» **OBJECTIVE**
Reproduce the listing below word for word, with no pictures.

» **DATA PROVIDED**
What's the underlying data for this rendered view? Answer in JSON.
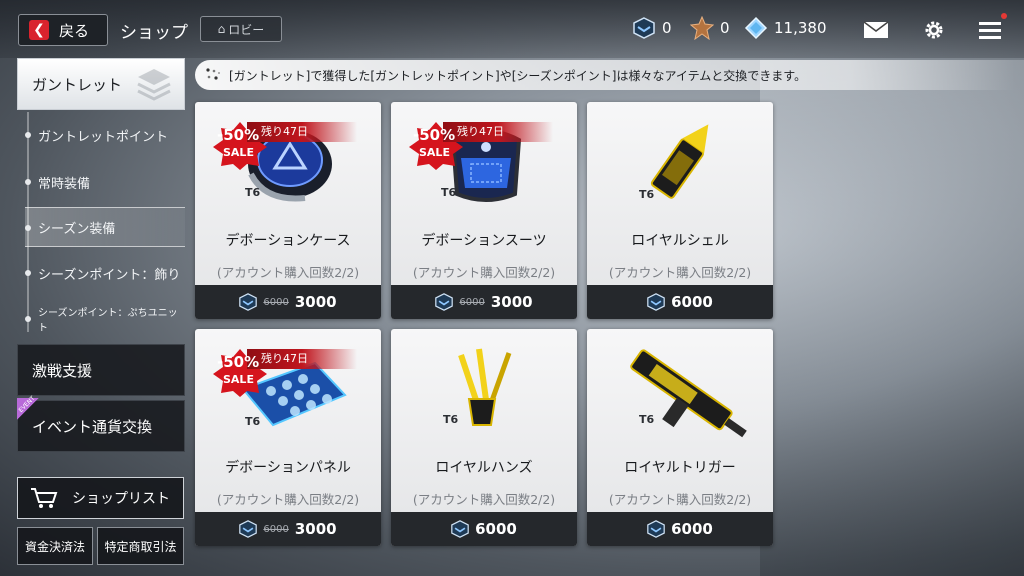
{
  "header": {
    "back_label": "戻る",
    "title": "ショップ",
    "lobby_label": "ロビー",
    "currencies": [
      {
        "icon": "cube-token-icon",
        "value": "0"
      },
      {
        "icon": "bronze-medal-icon",
        "value": "0"
      },
      {
        "icon": "diamond-icon",
        "value": "11,380"
      }
    ]
  },
  "sidebar": {
    "main_tab": "ガントレット",
    "sub_items": [
      {
        "label": "ガントレットポイント"
      },
      {
        "label": "常時装備"
      },
      {
        "label": "シーズン装備"
      },
      {
        "label": "シーズンポイント：飾り"
      },
      {
        "label": "シーズンポイント：ぷちユニット"
      }
    ],
    "tabs": [
      {
        "label": "激戦支援"
      },
      {
        "label": "イベント通貨交換",
        "badge": "EVENT"
      }
    ],
    "shoplist_label": "ショップリスト",
    "footer_buttons": [
      {
        "label": "資金決済法"
      },
      {
        "label": "特定商取引法"
      }
    ]
  },
  "info_banner": "[ガントレット]で獲得した[ガントレットポイント]や[シーズンポイント]は様々なアイテムと交換できます。",
  "products": [
    {
      "name": "デボーションケース",
      "limit": "(アカウント購入回数2/2)",
      "old_price": "6000",
      "price": "3000",
      "sale_percent": "-50%",
      "sale_label": "SALE",
      "days_left": "残り47日",
      "tier": "T6"
    },
    {
      "name": "デボーションスーツ",
      "limit": "(アカウント購入回数2/2)",
      "old_price": "6000",
      "price": "3000",
      "sale_percent": "-50%",
      "sale_label": "SALE",
      "days_left": "残り47日",
      "tier": "T6"
    },
    {
      "name": "ロイヤルシェル",
      "limit": "(アカウント購入回数2/2)",
      "old_price": "",
      "price": "6000",
      "tier": "T6"
    },
    {
      "name": "デボーションパネル",
      "limit": "(アカウント購入回数2/2)",
      "old_price": "6000",
      "price": "3000",
      "sale_percent": "-50%",
      "sale_label": "SALE",
      "days_left": "残り47日",
      "tier": "T6"
    },
    {
      "name": "ロイヤルハンズ",
      "limit": "(アカウント購入回数2/2)",
      "old_price": "",
      "price": "6000",
      "tier": "T6"
    },
    {
      "name": "ロイヤルトリガー",
      "limit": "(アカウント購入回数2/2)",
      "old_price": "",
      "price": "6000",
      "tier": "T6"
    }
  ],
  "colors": {
    "accent_red": "#d9232d",
    "sale_red": "#c0161e",
    "card_bg": "#f2f3f4",
    "price_bar": "#25282c"
  }
}
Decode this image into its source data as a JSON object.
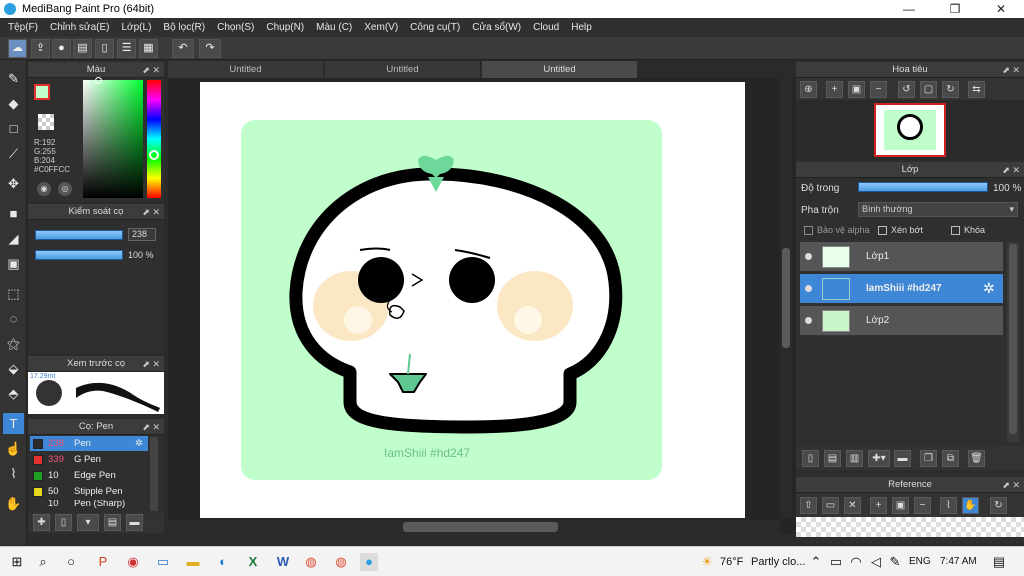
{
  "titlebar": {
    "title": "MediBang Paint Pro (64bit)",
    "minimize": "—",
    "maximize": "❐",
    "close": "✕"
  },
  "menu": [
    "Tệp(F)",
    "Chỉnh sửa(E)",
    "Lớp(L)",
    "Bộ lọc(R)",
    "Chọn(S)",
    "Chụp(N)",
    "Màu (C)",
    "Xem(V)",
    "Công cụ(T)",
    "Cửa sổ(W)",
    "Cloud",
    "Help"
  ],
  "toolbar": {
    "undo": "↶",
    "redo": "↷"
  },
  "color_panel": {
    "title": "Màu",
    "r": "R:192",
    "g": "G:255",
    "b": "B:204",
    "hex": "#C0FFCC"
  },
  "brush_control": {
    "title": "Kiểm soát cọ",
    "size": "238",
    "opacity": "100 %"
  },
  "brush_preview": {
    "title": "Xem trước cọ",
    "size_label": "17.29mt"
  },
  "brush_list": {
    "title": "Cọ: Pen",
    "items": [
      {
        "size": "238",
        "name": "Pen",
        "color": "#2a2a2a"
      },
      {
        "size": "339",
        "name": "G Pen",
        "color": "#e53030"
      },
      {
        "size": "10",
        "name": "Edge Pen",
        "color": "#20a020"
      },
      {
        "size": "50",
        "name": "Stipple Pen",
        "color": "#e8d820"
      },
      {
        "size": "10",
        "name": "Pen (Sharp)",
        "color": "#2a2a2a"
      }
    ]
  },
  "tabs": [
    "Untitled",
    "Untitled",
    "Untitled"
  ],
  "canvas": {
    "watermark": "IamShiii #hd247"
  },
  "navigator": {
    "title": "Hoa tiêu"
  },
  "layers": {
    "title": "Lớp",
    "opacity_label": "Độ trong",
    "opacity_value": "100 %",
    "blend_label": "Pha trộn",
    "blend_value": "Bình thường",
    "protect_alpha": "Bảo vệ alpha",
    "clipping": "Xén bớt",
    "lock": "Khóa",
    "items": [
      "Lớp1",
      "IamShiii #hd247",
      "Lớp2"
    ]
  },
  "reference": {
    "title": "Reference"
  },
  "taskbar": {
    "weather_temp": "76°F",
    "weather_text": "Partly clo...",
    "lang": "ENG",
    "time": "7:47 AM"
  },
  "colors": {
    "accent": "#3e86d6",
    "canvas_bg": "#c0ffcc",
    "primary": "#c0ffcc"
  }
}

» **WRITTEN SOLUTION**
What's the underlying data for this rendered view? Answer in JSON.
{
  "header": {
    "back_label": "戻る",
    "title": "ショップ",
    "lobby_label": "ロビー",
    "currencies": [
      {
        "icon": "cube-token-icon",
        "value": "0"
      },
      {
        "icon": "bronze-medal-icon",
        "value": "0"
      },
      {
        "icon": "diamond-icon",
        "value": "11,380"
      }
    ]
  },
  "sidebar": {
    "main_tab": "ガントレット",
    "sub_items": [
      {
        "label": "ガントレットポイント"
      },
      {
        "label": "常時装備"
      },
      {
        "label": "シーズン装備"
      },
      {
        "label": "シーズンポイント：飾り"
      },
      {
        "label": "シーズンポイント：ぷちユニット"
      }
    ],
    "tabs": [
      {
        "label": "激戦支援"
      },
      {
        "label": "イベント通貨交換",
        "badge": "EVENT"
      }
    ],
    "shoplist_label": "ショップリスト",
    "footer_buttons": [
      {
        "label": "資金決済法"
      },
      {
        "label": "特定商取引法"
      }
    ]
  },
  "info_banner": "[ガントレット]で獲得した[ガントレットポイント]や[シーズンポイント]は様々なアイテムと交換できます。",
  "products": [
    {
      "name": "デボーションケース",
      "limit": "(アカウント購入回数2/2)",
      "old_price": "6000",
      "price": "3000",
      "sale_percent": "-50%",
      "sale_label": "SALE",
      "days_left": "残り47日",
      "tier": "T6"
    },
    {
      "name": "デボーションスーツ",
      "limit": "(アカウント購入回数2/2)",
      "old_price": "6000",
      "price": "3000",
      "sale_percent": "-50%",
      "sale_label": "SALE",
      "days_left": "残り47日",
      "tier": "T6"
    },
    {
      "name": "ロイヤルシェル",
      "limit": "(アカウント購入回数2/2)",
      "old_price": "",
      "price": "6000",
      "tier": "T6"
    },
    {
      "name": "デボーションパネル",
      "limit": "(アカウント購入回数2/2)",
      "old_price": "6000",
      "price": "3000",
      "sale_percent": "-50%",
      "sale_label": "SALE",
      "days_left": "残り47日",
      "tier": "T6"
    },
    {
      "name": "ロイヤルハンズ",
      "limit": "(アカウント購入回数2/2)",
      "old_price": "",
      "price": "6000",
      "tier": "T6"
    },
    {
      "name": "ロイヤルトリガー",
      "limit": "(アカウント購入回数2/2)",
      "old_price": "",
      "price": "6000",
      "tier": "T6"
    }
  ],
  "colors": {
    "accent_red": "#d9232d",
    "sale_red": "#c0161e",
    "card_bg": "#f2f3f4",
    "price_bar": "#25282c"
  }
}
Decode this image into its source data as a JSON object.
{
  "titlebar": {
    "title": "MediBang Paint Pro (64bit)",
    "minimize": "—",
    "maximize": "❐",
    "close": "✕"
  },
  "menu": [
    "Tệp(F)",
    "Chỉnh sửa(E)",
    "Lớp(L)",
    "Bộ lọc(R)",
    "Chọn(S)",
    "Chụp(N)",
    "Màu (C)",
    "Xem(V)",
    "Công cụ(T)",
    "Cửa sổ(W)",
    "Cloud",
    "Help"
  ],
  "toolbar": {
    "undo": "↶",
    "redo": "↷"
  },
  "color_panel": {
    "title": "Màu",
    "r": "R:192",
    "g": "G:255",
    "b": "B:204",
    "hex": "#C0FFCC"
  },
  "brush_control": {
    "title": "Kiểm soát cọ",
    "size": "238",
    "opacity": "100 %"
  },
  "brush_preview": {
    "title": "Xem trước cọ",
    "size_label": "17.29mt"
  },
  "brush_list": {
    "title": "Cọ: Pen",
    "items": [
      {
        "size": "238",
        "name": "Pen",
        "color": "#2a2a2a"
      },
      {
        "size": "339",
        "name": "G Pen",
        "color": "#e53030"
      },
      {
        "size": "10",
        "name": "Edge Pen",
        "color": "#20a020"
      },
      {
        "size": "50",
        "name": "Stipple Pen",
        "color": "#e8d820"
      },
      {
        "size": "10",
        "name": "Pen (Sharp)",
        "color": "#2a2a2a"
      }
    ]
  },
  "tabs": [
    "Untitled",
    "Untitled",
    "Untitled"
  ],
  "canvas": {
    "watermark": "IamShiii #hd247"
  },
  "navigator": {
    "title": "Hoa tiêu"
  },
  "layers": {
    "title": "Lớp",
    "opacity_label": "Độ trong",
    "opacity_value": "100 %",
    "blend_label": "Pha trộn",
    "blend_value": "Bình thường",
    "protect_alpha": "Bảo vệ alpha",
    "clipping": "Xén bớt",
    "lock": "Khóa",
    "items": [
      "Lớp1",
      "IamShiii #hd247",
      "Lớp2"
    ]
  },
  "reference": {
    "title": "Reference"
  },
  "taskbar": {
    "weather_temp": "76°F",
    "weather_text": "Partly clo...",
    "lang": "ENG",
    "time": "7:47 AM"
  },
  "colors": {
    "accent": "#3e86d6",
    "canvas_bg": "#c0ffcc",
    "primary": "#c0ffcc"
  }
}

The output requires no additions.